***** EXTRACTED ENTRIES *****

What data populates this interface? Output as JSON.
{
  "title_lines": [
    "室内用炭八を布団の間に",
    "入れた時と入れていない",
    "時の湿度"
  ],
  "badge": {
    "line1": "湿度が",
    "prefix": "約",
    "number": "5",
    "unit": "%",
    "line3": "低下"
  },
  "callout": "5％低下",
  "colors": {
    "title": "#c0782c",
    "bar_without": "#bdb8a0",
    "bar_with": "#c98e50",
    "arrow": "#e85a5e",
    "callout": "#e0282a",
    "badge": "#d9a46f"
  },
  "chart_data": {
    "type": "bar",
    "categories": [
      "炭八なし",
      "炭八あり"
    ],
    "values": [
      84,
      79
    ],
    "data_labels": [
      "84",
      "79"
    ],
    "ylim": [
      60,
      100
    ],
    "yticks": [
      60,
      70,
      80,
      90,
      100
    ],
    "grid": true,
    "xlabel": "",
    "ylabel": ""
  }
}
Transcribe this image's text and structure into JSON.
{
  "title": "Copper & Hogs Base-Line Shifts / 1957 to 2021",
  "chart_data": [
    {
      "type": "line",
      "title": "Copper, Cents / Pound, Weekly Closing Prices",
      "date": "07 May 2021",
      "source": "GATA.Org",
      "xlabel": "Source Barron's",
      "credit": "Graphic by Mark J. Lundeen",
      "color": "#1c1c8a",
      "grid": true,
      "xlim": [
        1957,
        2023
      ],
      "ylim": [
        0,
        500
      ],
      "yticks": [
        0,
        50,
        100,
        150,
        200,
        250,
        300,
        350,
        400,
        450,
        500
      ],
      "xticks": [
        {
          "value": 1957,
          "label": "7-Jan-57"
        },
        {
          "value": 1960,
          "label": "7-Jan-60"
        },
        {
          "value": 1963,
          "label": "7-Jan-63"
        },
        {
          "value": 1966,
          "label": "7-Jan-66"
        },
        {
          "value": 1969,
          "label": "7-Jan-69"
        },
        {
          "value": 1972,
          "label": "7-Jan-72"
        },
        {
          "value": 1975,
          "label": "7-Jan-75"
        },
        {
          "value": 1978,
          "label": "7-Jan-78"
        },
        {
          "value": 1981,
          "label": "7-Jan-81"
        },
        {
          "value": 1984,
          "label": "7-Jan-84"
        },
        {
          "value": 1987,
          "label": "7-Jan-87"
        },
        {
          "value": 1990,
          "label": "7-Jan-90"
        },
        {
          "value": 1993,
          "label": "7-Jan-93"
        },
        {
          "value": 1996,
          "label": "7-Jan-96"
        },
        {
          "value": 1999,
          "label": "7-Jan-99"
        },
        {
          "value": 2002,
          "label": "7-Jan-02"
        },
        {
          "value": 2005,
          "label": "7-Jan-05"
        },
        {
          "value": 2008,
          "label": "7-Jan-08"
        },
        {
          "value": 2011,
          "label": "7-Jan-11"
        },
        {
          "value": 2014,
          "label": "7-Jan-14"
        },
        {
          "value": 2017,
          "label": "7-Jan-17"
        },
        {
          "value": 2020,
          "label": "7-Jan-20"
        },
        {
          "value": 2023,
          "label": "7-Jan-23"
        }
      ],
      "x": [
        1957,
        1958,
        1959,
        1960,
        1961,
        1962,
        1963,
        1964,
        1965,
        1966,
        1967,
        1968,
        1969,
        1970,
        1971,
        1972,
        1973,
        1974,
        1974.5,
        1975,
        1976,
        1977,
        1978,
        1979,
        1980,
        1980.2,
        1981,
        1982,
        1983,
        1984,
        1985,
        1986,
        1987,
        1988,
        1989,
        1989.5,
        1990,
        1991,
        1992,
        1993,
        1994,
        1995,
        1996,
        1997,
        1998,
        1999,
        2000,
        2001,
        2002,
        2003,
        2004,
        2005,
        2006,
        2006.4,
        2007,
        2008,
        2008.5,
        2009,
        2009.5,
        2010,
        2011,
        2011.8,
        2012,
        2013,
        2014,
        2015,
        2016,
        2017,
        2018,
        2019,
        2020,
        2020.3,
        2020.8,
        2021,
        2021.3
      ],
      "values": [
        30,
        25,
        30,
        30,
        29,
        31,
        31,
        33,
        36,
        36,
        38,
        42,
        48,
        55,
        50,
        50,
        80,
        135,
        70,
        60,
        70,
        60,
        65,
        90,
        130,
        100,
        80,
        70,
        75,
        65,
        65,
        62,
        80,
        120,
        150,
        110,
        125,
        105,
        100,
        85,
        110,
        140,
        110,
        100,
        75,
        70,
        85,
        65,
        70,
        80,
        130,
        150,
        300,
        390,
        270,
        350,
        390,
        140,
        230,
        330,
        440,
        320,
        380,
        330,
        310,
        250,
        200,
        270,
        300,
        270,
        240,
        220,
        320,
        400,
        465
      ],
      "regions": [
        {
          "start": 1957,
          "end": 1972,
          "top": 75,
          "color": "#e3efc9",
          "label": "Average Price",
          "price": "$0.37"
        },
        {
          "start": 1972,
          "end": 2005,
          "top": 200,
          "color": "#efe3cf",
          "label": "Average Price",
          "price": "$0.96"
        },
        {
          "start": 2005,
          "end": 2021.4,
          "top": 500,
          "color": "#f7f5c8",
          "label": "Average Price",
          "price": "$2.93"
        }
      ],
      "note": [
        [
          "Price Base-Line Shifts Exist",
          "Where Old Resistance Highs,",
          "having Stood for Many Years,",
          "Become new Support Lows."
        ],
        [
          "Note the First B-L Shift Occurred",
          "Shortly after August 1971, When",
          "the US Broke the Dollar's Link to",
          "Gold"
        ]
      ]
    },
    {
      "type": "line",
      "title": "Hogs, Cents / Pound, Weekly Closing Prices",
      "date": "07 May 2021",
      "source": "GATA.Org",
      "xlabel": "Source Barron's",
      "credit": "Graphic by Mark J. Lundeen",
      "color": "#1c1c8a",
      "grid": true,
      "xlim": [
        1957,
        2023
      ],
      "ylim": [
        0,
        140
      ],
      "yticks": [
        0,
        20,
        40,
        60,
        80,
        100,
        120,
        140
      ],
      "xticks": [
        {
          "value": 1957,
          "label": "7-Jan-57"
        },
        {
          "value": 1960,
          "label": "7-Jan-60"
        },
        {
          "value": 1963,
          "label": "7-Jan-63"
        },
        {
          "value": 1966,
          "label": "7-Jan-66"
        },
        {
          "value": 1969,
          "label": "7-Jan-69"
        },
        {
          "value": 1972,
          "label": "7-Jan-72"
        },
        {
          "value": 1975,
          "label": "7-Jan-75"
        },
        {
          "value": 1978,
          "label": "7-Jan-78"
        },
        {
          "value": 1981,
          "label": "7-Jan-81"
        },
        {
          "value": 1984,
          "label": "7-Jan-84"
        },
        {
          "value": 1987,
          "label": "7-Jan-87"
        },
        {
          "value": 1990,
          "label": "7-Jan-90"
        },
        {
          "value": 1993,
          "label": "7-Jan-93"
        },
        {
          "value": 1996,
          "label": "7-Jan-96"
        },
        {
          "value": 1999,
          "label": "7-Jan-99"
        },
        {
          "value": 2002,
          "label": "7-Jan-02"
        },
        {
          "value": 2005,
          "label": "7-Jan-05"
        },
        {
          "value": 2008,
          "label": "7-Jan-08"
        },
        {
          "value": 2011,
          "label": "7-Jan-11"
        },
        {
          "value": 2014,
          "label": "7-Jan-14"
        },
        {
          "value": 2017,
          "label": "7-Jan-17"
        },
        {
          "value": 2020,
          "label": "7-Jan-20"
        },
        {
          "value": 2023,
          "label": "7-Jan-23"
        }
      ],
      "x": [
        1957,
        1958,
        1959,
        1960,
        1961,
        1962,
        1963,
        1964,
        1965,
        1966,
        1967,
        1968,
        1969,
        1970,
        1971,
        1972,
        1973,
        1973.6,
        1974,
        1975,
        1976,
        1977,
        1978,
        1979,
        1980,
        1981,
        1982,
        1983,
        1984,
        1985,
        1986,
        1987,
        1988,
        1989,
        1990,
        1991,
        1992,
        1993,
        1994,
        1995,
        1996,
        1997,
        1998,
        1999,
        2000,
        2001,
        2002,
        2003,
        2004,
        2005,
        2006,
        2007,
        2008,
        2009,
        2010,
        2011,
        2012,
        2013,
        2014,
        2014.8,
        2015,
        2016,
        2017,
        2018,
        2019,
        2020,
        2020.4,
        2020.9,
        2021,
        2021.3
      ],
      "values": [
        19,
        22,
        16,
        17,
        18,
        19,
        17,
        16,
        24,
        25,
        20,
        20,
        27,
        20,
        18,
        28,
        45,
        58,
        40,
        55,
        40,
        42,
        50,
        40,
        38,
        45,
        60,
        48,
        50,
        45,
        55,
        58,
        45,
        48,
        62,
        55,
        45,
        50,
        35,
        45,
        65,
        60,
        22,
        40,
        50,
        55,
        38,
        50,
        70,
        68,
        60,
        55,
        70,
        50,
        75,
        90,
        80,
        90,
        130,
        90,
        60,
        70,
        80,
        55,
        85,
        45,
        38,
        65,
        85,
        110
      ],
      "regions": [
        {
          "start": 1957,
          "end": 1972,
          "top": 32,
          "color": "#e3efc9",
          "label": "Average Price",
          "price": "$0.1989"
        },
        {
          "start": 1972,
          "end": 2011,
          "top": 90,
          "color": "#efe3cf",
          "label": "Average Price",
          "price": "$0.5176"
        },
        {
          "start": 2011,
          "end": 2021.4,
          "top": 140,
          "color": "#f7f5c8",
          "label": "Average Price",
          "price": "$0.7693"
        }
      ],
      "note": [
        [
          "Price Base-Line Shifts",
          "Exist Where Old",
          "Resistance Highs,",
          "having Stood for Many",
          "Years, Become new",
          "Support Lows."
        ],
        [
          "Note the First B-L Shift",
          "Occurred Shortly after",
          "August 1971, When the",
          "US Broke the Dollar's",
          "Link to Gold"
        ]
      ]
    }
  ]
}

*****

__TASK OBJECTIVE__. Locate the lines above that hold the word "Cents". Show every one of them.

__RIGHT ANSWER__.
      "title": "Copper, Cents / Pound, Weekly Closing Prices",
      "title": "Hogs, Cents / Pound, Weekly Closing Prices",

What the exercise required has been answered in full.